[Start of Material provided]

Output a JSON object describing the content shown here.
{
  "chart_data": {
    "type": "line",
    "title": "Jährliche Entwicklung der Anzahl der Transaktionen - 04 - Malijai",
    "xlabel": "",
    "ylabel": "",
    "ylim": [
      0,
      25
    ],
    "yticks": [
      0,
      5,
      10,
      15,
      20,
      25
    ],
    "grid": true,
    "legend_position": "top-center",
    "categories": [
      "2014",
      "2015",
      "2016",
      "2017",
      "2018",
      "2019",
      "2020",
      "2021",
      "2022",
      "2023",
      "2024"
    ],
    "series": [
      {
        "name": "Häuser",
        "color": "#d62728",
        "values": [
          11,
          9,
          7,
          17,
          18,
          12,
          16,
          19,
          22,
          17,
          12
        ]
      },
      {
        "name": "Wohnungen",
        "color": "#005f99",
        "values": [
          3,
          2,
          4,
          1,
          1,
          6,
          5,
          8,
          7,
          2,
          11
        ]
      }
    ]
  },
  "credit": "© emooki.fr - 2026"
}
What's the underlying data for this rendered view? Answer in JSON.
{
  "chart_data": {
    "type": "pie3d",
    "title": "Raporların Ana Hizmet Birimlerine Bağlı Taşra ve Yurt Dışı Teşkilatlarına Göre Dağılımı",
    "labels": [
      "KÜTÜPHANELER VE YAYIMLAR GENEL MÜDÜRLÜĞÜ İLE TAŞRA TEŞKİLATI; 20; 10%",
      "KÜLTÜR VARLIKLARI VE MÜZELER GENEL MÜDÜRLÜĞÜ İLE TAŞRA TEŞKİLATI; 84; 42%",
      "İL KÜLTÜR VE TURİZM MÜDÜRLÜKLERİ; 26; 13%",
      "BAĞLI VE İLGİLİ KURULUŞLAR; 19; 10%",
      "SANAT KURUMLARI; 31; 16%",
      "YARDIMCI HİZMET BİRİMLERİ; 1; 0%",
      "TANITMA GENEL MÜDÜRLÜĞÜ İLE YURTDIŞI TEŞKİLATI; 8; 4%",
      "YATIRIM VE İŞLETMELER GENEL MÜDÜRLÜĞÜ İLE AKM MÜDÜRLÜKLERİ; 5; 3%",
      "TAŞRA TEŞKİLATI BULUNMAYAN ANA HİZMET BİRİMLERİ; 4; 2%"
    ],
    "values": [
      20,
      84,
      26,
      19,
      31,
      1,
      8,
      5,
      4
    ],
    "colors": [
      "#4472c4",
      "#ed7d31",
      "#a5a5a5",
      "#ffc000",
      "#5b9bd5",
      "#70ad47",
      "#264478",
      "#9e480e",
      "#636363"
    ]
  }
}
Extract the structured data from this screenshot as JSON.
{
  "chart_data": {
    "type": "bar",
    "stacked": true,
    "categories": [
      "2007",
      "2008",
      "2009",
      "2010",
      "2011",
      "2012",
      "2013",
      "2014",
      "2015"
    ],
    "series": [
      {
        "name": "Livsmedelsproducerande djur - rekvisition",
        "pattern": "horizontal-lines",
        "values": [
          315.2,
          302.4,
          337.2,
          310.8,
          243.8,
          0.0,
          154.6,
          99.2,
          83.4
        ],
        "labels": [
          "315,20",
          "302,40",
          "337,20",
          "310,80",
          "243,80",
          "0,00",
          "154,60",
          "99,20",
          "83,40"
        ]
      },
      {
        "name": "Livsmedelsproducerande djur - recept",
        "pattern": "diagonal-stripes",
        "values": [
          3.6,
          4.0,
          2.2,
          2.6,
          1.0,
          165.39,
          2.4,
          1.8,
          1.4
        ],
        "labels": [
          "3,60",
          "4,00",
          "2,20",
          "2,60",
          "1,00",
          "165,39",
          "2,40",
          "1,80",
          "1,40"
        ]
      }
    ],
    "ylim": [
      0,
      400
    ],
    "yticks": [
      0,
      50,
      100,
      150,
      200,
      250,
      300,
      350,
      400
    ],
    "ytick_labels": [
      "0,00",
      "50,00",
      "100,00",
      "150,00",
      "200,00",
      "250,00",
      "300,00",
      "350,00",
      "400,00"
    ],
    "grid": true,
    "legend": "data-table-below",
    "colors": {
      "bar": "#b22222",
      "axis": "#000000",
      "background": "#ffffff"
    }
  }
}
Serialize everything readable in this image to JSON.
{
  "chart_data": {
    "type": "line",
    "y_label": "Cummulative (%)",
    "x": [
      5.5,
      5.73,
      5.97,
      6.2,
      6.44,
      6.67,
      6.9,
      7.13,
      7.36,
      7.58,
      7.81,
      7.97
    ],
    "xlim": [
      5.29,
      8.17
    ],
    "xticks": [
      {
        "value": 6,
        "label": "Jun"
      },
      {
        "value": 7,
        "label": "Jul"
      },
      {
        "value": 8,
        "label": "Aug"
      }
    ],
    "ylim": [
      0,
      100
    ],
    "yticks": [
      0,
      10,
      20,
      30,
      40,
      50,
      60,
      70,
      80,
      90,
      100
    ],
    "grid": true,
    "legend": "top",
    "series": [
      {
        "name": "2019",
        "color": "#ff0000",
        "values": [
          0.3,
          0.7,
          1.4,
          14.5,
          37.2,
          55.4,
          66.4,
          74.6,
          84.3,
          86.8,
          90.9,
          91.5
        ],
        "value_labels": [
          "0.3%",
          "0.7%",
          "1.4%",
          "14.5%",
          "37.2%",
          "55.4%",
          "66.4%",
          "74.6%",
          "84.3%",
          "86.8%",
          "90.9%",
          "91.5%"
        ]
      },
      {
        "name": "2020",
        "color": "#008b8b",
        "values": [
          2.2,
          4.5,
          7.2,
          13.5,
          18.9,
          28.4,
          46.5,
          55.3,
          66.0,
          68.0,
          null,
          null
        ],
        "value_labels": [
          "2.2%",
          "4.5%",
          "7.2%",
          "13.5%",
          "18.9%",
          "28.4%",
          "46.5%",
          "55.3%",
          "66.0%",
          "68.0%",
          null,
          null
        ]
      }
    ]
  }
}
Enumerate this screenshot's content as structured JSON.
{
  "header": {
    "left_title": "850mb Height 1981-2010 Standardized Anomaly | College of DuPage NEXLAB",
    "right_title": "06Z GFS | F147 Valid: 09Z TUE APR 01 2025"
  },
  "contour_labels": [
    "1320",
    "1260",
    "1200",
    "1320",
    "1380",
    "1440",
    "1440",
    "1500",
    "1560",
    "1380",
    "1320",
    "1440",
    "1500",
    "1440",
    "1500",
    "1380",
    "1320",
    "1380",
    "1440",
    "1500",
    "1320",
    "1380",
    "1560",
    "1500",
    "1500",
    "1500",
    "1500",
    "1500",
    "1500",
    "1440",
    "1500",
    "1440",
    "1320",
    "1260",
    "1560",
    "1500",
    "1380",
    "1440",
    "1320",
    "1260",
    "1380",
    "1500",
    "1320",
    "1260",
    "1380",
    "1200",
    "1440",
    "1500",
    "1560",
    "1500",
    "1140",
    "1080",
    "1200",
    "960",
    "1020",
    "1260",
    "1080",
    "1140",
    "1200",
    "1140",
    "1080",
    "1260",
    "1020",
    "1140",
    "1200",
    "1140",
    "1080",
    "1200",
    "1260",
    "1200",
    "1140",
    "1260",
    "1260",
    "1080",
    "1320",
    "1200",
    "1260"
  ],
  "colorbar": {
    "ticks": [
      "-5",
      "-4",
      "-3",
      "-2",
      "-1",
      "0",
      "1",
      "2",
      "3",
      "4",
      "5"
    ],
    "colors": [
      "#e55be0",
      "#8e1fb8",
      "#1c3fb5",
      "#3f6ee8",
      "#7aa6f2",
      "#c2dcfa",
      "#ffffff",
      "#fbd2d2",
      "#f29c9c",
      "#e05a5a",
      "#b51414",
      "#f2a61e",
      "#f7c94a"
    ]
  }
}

[End of Material provided]

— Task description —
Copy all of the data. Keep every word exactly as it is.

— Exercise answer —
Output a JSON object describing the content shown here.
{
  "chart_data": {
    "type": "line",
    "title": "Jährliche Entwicklung der Anzahl der Transaktionen - 04 - Malijai",
    "xlabel": "",
    "ylabel": "",
    "ylim": [
      0,
      25
    ],
    "yticks": [
      0,
      5,
      10,
      15,
      20,
      25
    ],
    "grid": true,
    "legend_position": "top-center",
    "categories": [
      "2014",
      "2015",
      "2016",
      "2017",
      "2018",
      "2019",
      "2020",
      "2021",
      "2022",
      "2023",
      "2024"
    ],
    "series": [
      {
        "name": "Häuser",
        "color": "#d62728",
        "values": [
          11,
          9,
          7,
          17,
          18,
          12,
          16,
          19,
          22,
          17,
          12
        ]
      },
      {
        "name": "Wohnungen",
        "color": "#005f99",
        "values": [
          3,
          2,
          4,
          1,
          1,
          6,
          5,
          8,
          7,
          2,
          11
        ]
      }
    ]
  },
  "credit": "© emooki.fr - 2026"
}
What's the underlying data for this rendered view? Answer in JSON.
{
  "chart_data": {
    "type": "pie3d",
    "title": "Raporların Ana Hizmet Birimlerine Bağlı Taşra ve Yurt Dışı Teşkilatlarına Göre Dağılımı",
    "labels": [
      "KÜTÜPHANELER VE YAYIMLAR GENEL MÜDÜRLÜĞÜ İLE TAŞRA TEŞKİLATI; 20; 10%",
      "KÜLTÜR VARLIKLARI VE MÜZELER GENEL MÜDÜRLÜĞÜ İLE TAŞRA TEŞKİLATI; 84; 42%",
      "İL KÜLTÜR VE TURİZM MÜDÜRLÜKLERİ; 26; 13%",
      "BAĞLI VE İLGİLİ KURULUŞLAR; 19; 10%",
      "SANAT KURUMLARI; 31; 16%",
      "YARDIMCI HİZMET BİRİMLERİ; 1; 0%",
      "TANITMA GENEL MÜDÜRLÜĞÜ İLE YURTDIŞI TEŞKİLATI; 8; 4%",
      "YATIRIM VE İŞLETMELER GENEL MÜDÜRLÜĞÜ İLE AKM MÜDÜRLÜKLERİ; 5; 3%",
      "TAŞRA TEŞKİLATI BULUNMAYAN ANA HİZMET BİRİMLERİ; 4; 2%"
    ],
    "values": [
      20,
      84,
      26,
      19,
      31,
      1,
      8,
      5,
      4
    ],
    "colors": [
      "#4472c4",
      "#ed7d31",
      "#a5a5a5",
      "#ffc000",
      "#5b9bd5",
      "#70ad47",
      "#264478",
      "#9e480e",
      "#636363"
    ]
  }
}
Extract the structured data from this screenshot as JSON.
{
  "chart_data": {
    "type": "bar",
    "stacked": true,
    "categories": [
      "2007",
      "2008",
      "2009",
      "2010",
      "2011",
      "2012",
      "2013",
      "2014",
      "2015"
    ],
    "series": [
      {
        "name": "Livsmedelsproducerande djur - rekvisition",
        "pattern": "horizontal-lines",
        "values": [
          315.2,
          302.4,
          337.2,
          310.8,
          243.8,
          0.0,
          154.6,
          99.2,
          83.4
        ],
        "labels": [
          "315,20",
          "302,40",
          "337,20",
          "310,80",
          "243,80",
          "0,00",
          "154,60",
          "99,20",
          "83,40"
        ]
      },
      {
        "name": "Livsmedelsproducerande djur - recept",
        "pattern": "diagonal-stripes",
        "values": [
          3.6,
          4.0,
          2.2,
          2.6,
          1.0,
          165.39,
          2.4,
          1.8,
          1.4
        ],
        "labels": [
          "3,60",
          "4,00",
          "2,20",
          "2,60",
          "1,00",
          "165,39",
          "2,40",
          "1,80",
          "1,40"
        ]
      }
    ],
    "ylim": [
      0,
      400
    ],
    "yticks": [
      0,
      50,
      100,
      150,
      200,
      250,
      300,
      350,
      400
    ],
    "ytick_labels": [
      "0,00",
      "50,00",
      "100,00",
      "150,00",
      "200,00",
      "250,00",
      "300,00",
      "350,00",
      "400,00"
    ],
    "grid": true,
    "legend": "data-table-below",
    "colors": {
      "bar": "#b22222",
      "axis": "#000000",
      "background": "#ffffff"
    }
  }
}
Serialize everything readable in this image to JSON.
{
  "chart_data": {
    "type": "line",
    "y_label": "Cummulative (%)",
    "x": [
      5.5,
      5.73,
      5.97,
      6.2,
      6.44,
      6.67,
      6.9,
      7.13,
      7.36,
      7.58,
      7.81,
      7.97
    ],
    "xlim": [
      5.29,
      8.17
    ],
    "xticks": [
      {
        "value": 6,
        "label": "Jun"
      },
      {
        "value": 7,
        "label": "Jul"
      },
      {
        "value": 8,
        "label": "Aug"
      }
    ],
    "ylim": [
      0,
      100
    ],
    "yticks": [
      0,
      10,
      20,
      30,
      40,
      50,
      60,
      70,
      80,
      90,
      100
    ],
    "grid": true,
    "legend": "top",
    "series": [
      {
        "name": "2019",
        "color": "#ff0000",
        "values": [
          0.3,
          0.7,
          1.4,
          14.5,
          37.2,
          55.4,
          66.4,
          74.6,
          84.3,
          86.8,
          90.9,
          91.5
        ],
        "value_labels": [
          "0.3%",
          "0.7%",
          "1.4%",
          "14.5%",
          "37.2%",
          "55.4%",
          "66.4%",
          "74.6%",
          "84.3%",
          "86.8%",
          "90.9%",
          "91.5%"
        ]
      },
      {
        "name": "2020",
        "color": "#008b8b",
        "values": [
          2.2,
          4.5,
          7.2,
          13.5,
          18.9,
          28.4,
          46.5,
          55.3,
          66.0,
          68.0,
          null,
          null
        ],
        "value_labels": [
          "2.2%",
          "4.5%",
          "7.2%",
          "13.5%",
          "18.9%",
          "28.4%",
          "46.5%",
          "55.3%",
          "66.0%",
          "68.0%",
          null,
          null
        ]
      }
    ]
  }
}
Enumerate this screenshot's content as structured JSON.
{
  "header": {
    "left_title": "850mb Height 1981-2010 Standardized Anomaly | College of DuPage NEXLAB",
    "right_title": "06Z GFS | F147 Valid: 09Z TUE APR 01 2025"
  },
  "contour_labels": [
    "1320",
    "1260",
    "1200",
    "1320",
    "1380",
    "1440",
    "1440",
    "1500",
    "1560",
    "1380",
    "1320",
    "1440",
    "1500",
    "1440",
    "1500",
    "1380",
    "1320",
    "1380",
    "1440",
    "1500",
    "1320",
    "1380",
    "1560",
    "1500",
    "1500",
    "1500",
    "1500",
    "1500",
    "1500",
    "1440",
    "1500",
    "1440",
    "1320",
    "1260",
    "1560",
    "1500",
    "1380",
    "1440",
    "1320",
    "1260",
    "1380",
    "1500",
    "1320",
    "1260",
    "1380",
    "1200",
    "1440",
    "1500",
    "1560",
    "1500",
    "1140",
    "1080",
    "1200",
    "960",
    "1020",
    "1260",
    "1080",
    "1140",
    "1200",
    "1140",
    "1080",
    "1260",
    "1020",
    "1140",
    "1200",
    "1140",
    "1080",
    "1200",
    "1260",
    "1200",
    "1140",
    "1260",
    "1260",
    "1080",
    "1320",
    "1200",
    "1260"
  ],
  "colorbar": {
    "ticks": [
      "-5",
      "-4",
      "-3",
      "-2",
      "-1",
      "0",
      "1",
      "2",
      "3",
      "4",
      "5"
    ],
    "colors": [
      "#e55be0",
      "#8e1fb8",
      "#1c3fb5",
      "#3f6ee8",
      "#7aa6f2",
      "#c2dcfa",
      "#ffffff",
      "#fbd2d2",
      "#f29c9c",
      "#e05a5a",
      "#b51414",
      "#f2a61e",
      "#f7c94a"
    ]
  }
}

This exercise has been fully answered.